## Page
○ ○ ○ ○ ○ ○ ○

Chuck,
> What you are saying is at least 99% wrong and I'd bet on it :-)
Name the bet.
> The CCD presents a sequence of voltage samples to the A/D, one sample per
> pixel, and the A/D makes one sample per pixel.
Correct, and I've never said anything different. But, that is only one
dimension of what a film scanner samples.
BTW, frequency doesn't have only to do with time, but can be spacial, as it
is in this case.
> Your comments about sampling frequencies are
> correspondingly incorrect
You are misunderstanding what I'm saying. A scanner is in fact sampling a
frequency. Do you understand what "MTF" is? If you do, then you clearly
would know that one of the "dimensions" that is required of a scanner to
sample IS frequency, as far as the resolution of the sensor spacing goes.
The other dimension is simply a static value, and is the tonality/intensity
of the analog signal from ONE of the CCD sensor elements at a time.
> since this is a discrete event sampling function
ONE dimension of a scanner's sampling is a "discrete event sampling
function", of course, and that is what the A/D, with only a single number,
one at a time, is measuring.

○ ○ ○ ○ ○ ○ ○

## Dataset
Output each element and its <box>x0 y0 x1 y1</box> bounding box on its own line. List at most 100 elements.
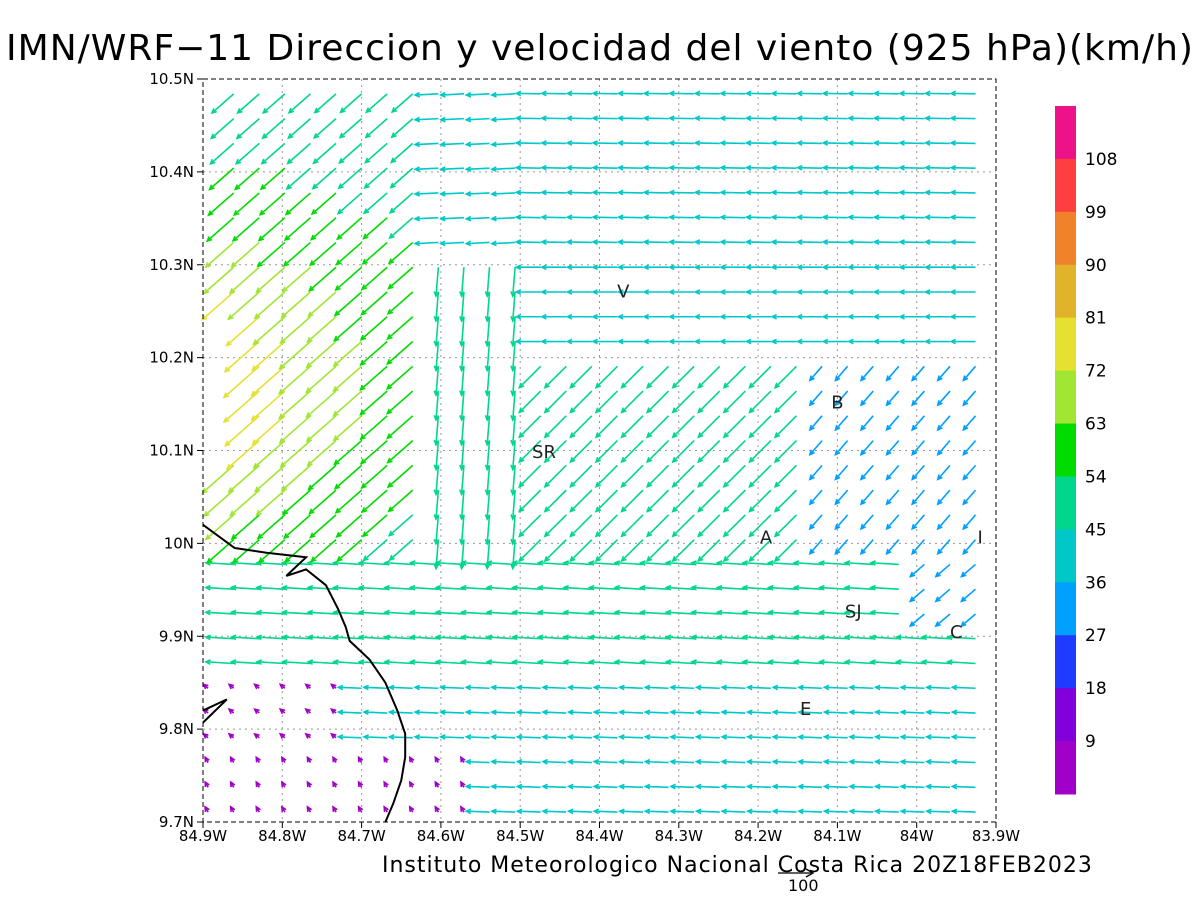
wind-vector <box>490 190 516 197</box>
wind-vector <box>643 758 669 765</box>
wind-vector <box>543 539 567 563</box>
wind-vector <box>822 783 848 790</box>
wind-vector <box>693 140 720 146</box>
wind-vector <box>594 539 618 563</box>
wind-vector <box>872 338 899 345</box>
wind-vector <box>744 164 771 171</box>
wind-vector <box>338 142 363 165</box>
wind-vector <box>565 164 592 171</box>
wind-vector <box>541 758 567 765</box>
wind-vector <box>771 684 797 691</box>
wind-vector <box>667 189 695 196</box>
wind-vector <box>287 93 311 114</box>
wind-vector <box>690 659 720 665</box>
wind-vector <box>591 214 618 221</box>
wind-vector <box>336 734 362 740</box>
wind-vector <box>697 539 721 563</box>
wind-vector <box>514 289 541 295</box>
wind-vector <box>638 560 669 566</box>
wind-vector <box>694 808 720 815</box>
wind-vector <box>642 214 669 221</box>
wind-vector <box>569 514 593 538</box>
wind-vector <box>569 390 593 414</box>
wind-vector <box>383 584 413 591</box>
wind-vector <box>848 783 874 790</box>
wind-vector <box>773 464 798 488</box>
wind-vector <box>694 709 720 716</box>
wind-vector <box>848 709 874 716</box>
wind-vector <box>510 267 516 298</box>
wind-vector <box>484 316 491 348</box>
wind-vector <box>359 365 388 391</box>
wind-vector <box>307 266 337 292</box>
wind-vector <box>859 415 874 432</box>
wind-vector <box>697 390 721 414</box>
wind-vector <box>204 659 234 665</box>
wind-vector <box>722 415 746 439</box>
wind-vector <box>433 316 440 348</box>
wind-vector <box>386 439 414 464</box>
wind-vector <box>822 758 848 765</box>
wind-vector <box>898 140 925 146</box>
wind-vector <box>720 783 746 790</box>
wind-vector <box>620 390 644 414</box>
wind-vector <box>591 264 618 271</box>
wind-vector <box>949 214 976 221</box>
wind-vector <box>899 758 925 765</box>
wind-vector <box>847 164 874 171</box>
wind-vector <box>923 214 950 221</box>
wind-vector <box>387 514 414 537</box>
place-label: C <box>950 622 963 643</box>
wind-vector <box>645 539 670 563</box>
wind-vector <box>792 560 823 566</box>
wind-vector <box>364 142 388 164</box>
wind-vector <box>745 783 771 790</box>
wind-vector <box>360 291 388 316</box>
wind-vector <box>490 734 516 740</box>
wind-vector <box>950 783 976 790</box>
wind-vector <box>387 684 413 691</box>
wind-vector <box>389 142 414 164</box>
wind-vector <box>510 291 516 323</box>
wind-vector <box>949 239 976 245</box>
wind-vector <box>514 140 541 146</box>
wind-vector <box>280 805 287 813</box>
wind-vector <box>620 489 644 513</box>
wind-vector <box>541 684 567 691</box>
wind-vector <box>748 514 772 538</box>
wind-vector <box>438 116 464 123</box>
wind-vector <box>645 440 670 464</box>
wind-vector <box>808 539 823 556</box>
wind-vector <box>540 189 567 196</box>
colorbar-label: 90 <box>1085 256 1107 276</box>
longitude-axis: 84.9W 84.8W 84.7W 84.6W 84.5W 84.4W 84.3W 84.2W… <box>179 822 1020 845</box>
wind-vector <box>848 734 874 740</box>
wind-vector <box>464 758 490 765</box>
wind-vector <box>413 215 439 222</box>
wind-vector <box>231 217 260 242</box>
wind-vector <box>257 539 286 564</box>
colorbar-label: 81 <box>1085 309 1107 329</box>
colorbar-label: 9 <box>1085 732 1096 752</box>
wind-vector <box>286 142 311 165</box>
wind-vector <box>592 808 618 815</box>
wind-vector <box>667 313 695 320</box>
wind-vector <box>934 563 951 578</box>
wind-vector <box>693 239 720 245</box>
wind-vector <box>329 683 337 690</box>
wind-vector <box>669 808 695 815</box>
wind-vector <box>543 390 567 414</box>
wind-vector <box>923 189 950 196</box>
wind-vector <box>543 514 567 538</box>
wind-vector <box>795 90 823 97</box>
wind-vector <box>642 164 669 171</box>
wind-vector <box>231 539 260 564</box>
wind-vector <box>201 464 235 494</box>
wind-vector <box>642 264 669 271</box>
wind-vector <box>591 90 618 97</box>
wind-vector <box>693 90 720 97</box>
wind-vector <box>386 340 414 366</box>
wind-vector <box>795 239 823 245</box>
wind-vector <box>383 780 389 788</box>
wind-vector <box>908 563 925 578</box>
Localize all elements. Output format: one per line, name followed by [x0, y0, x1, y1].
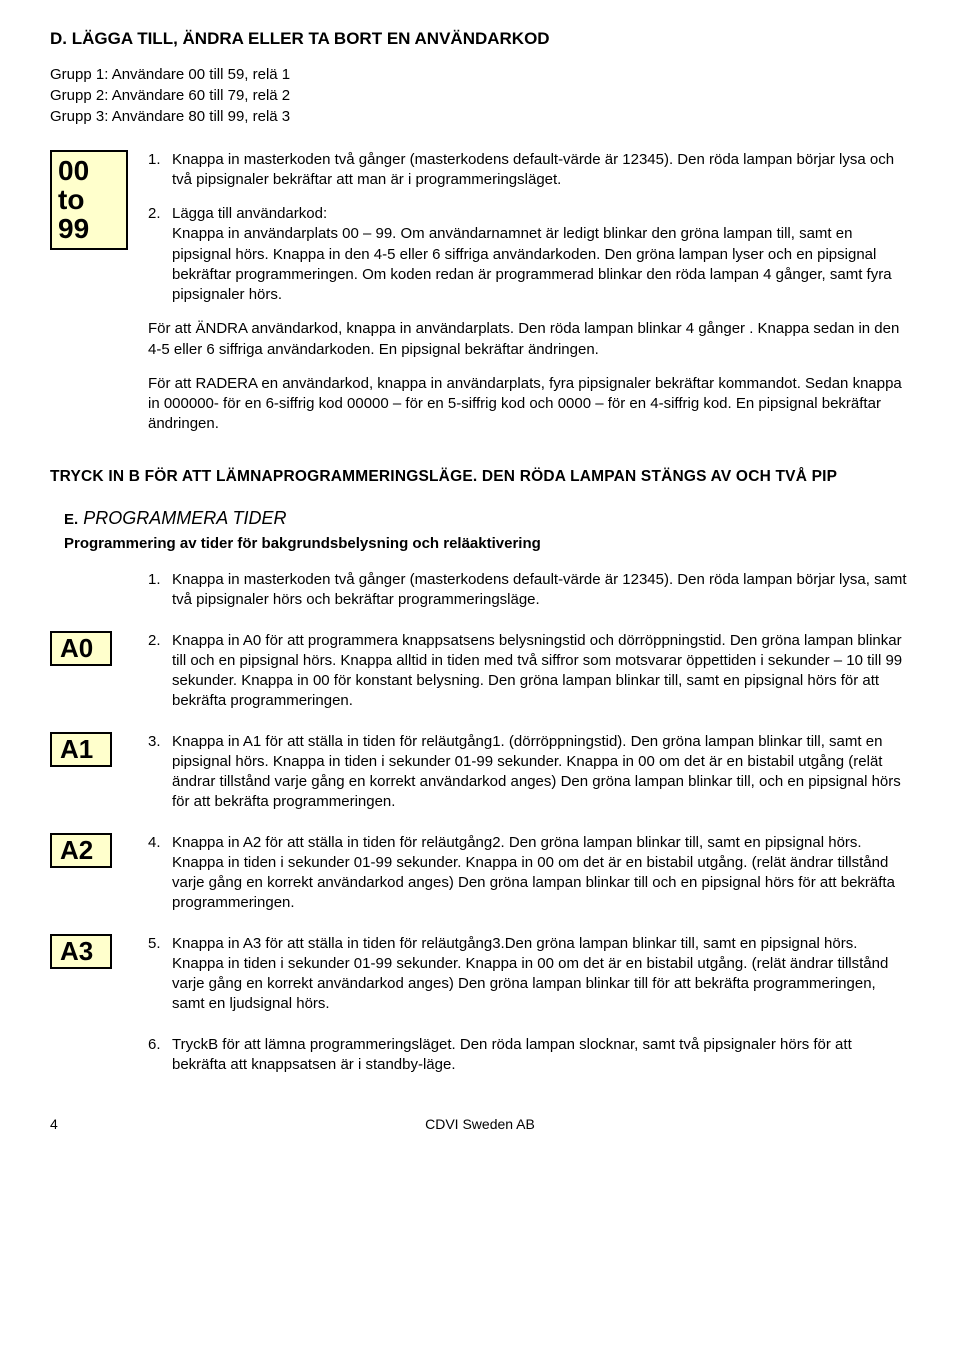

○ ○ ○ ○ ○ ○ ○

## To be done
In the message about scanner sampling, what does the writer call the second dimension of a scanner's sampling, other than frequency?

## Written response
A static value: the tonality/intensity of the analog signal from one of the CCD sensor elements at a time.